[start]
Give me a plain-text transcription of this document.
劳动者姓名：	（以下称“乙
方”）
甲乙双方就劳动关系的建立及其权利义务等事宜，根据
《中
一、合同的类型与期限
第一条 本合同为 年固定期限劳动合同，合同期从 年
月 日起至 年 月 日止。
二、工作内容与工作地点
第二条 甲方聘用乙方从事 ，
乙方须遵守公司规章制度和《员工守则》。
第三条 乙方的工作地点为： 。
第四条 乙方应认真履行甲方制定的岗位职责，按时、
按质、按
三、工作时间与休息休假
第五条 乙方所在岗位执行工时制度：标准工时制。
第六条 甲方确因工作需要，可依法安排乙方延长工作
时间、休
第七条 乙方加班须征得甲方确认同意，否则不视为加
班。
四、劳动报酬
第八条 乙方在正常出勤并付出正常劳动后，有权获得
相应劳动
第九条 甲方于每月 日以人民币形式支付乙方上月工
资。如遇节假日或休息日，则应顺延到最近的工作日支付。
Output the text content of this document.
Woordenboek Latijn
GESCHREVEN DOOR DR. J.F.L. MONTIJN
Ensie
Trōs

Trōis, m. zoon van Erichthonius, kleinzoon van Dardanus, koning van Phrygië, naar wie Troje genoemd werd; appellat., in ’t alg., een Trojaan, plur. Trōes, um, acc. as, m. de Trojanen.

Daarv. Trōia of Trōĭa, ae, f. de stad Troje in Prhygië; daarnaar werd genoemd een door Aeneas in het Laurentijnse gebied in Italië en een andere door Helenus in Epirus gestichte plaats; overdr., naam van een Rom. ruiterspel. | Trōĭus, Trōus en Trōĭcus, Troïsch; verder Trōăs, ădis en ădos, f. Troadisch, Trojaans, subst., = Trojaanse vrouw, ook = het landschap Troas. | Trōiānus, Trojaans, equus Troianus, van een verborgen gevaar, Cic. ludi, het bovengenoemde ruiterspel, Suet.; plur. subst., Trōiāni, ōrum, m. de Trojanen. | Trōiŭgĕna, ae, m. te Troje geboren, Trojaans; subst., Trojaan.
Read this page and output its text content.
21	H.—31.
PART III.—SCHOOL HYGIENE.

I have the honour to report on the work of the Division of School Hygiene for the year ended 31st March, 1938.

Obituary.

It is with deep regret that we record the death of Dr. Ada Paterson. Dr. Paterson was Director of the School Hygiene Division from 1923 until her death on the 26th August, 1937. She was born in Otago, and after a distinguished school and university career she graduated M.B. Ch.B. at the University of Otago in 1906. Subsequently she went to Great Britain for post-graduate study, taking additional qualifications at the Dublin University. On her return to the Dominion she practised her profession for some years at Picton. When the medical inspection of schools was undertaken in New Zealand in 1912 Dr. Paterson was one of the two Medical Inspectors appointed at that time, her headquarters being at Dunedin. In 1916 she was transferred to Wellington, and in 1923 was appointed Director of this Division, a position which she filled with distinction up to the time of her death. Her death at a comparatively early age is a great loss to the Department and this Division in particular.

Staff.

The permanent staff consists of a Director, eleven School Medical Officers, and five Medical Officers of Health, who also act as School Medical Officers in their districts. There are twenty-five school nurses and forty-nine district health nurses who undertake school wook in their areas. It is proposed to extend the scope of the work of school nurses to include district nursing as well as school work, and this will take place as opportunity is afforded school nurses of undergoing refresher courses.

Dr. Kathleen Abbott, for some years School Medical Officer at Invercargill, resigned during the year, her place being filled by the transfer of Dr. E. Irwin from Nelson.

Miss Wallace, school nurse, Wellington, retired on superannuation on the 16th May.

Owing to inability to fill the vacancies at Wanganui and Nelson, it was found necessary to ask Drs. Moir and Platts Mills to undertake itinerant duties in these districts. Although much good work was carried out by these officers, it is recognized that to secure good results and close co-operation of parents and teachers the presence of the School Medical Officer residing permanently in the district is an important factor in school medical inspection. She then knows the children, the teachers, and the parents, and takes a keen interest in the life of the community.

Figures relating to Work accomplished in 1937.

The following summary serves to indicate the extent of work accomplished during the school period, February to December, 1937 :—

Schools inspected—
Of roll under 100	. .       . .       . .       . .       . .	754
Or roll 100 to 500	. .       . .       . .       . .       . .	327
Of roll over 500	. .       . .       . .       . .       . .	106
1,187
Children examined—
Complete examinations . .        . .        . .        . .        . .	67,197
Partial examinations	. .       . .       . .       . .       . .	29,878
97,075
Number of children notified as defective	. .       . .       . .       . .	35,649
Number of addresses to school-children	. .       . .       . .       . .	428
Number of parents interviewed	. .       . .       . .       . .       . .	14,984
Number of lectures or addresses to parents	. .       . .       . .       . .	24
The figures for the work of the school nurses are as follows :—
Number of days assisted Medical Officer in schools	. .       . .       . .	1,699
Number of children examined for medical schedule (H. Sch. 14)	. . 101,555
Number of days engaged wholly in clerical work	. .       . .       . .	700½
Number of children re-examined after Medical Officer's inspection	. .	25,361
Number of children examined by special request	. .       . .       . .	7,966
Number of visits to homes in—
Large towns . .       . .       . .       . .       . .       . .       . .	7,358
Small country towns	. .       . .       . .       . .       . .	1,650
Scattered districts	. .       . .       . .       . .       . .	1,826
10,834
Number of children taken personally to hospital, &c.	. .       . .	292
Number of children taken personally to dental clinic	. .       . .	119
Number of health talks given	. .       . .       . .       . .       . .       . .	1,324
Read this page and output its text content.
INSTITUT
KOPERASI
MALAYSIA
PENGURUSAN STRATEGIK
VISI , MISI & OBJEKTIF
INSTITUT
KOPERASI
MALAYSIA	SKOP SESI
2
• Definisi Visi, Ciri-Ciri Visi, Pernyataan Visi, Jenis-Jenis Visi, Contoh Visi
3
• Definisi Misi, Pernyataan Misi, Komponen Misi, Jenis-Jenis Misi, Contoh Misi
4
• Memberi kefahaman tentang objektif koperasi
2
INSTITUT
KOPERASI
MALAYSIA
[end]
• **DESCRIPTION OF THE TASK**
Find each line holding the word "Nelson" and copy it.

• **FINAL RESULT**
Dr. Kathleen Abbott, for some years School Medical Officer at Invercargill, resigned during the year, her place being filled by the transfer of Dr. E. Irwin from Nelson.
Owing to inability to fill the vacancies at Wanganui and Nelson, it was found necessary to ask Drs. Moir and Platts Mills to undertake itinerant duties in these districts. Although much good work was carried out by these officers, it is recognized that to secure good results and close co-operation of parents and teachers the presence of the School Medical Officer residing permanently in the district is an important factor in school medical inspection. She then knows the children, the teachers, and the parents, and takes a keen interest in the life of the community.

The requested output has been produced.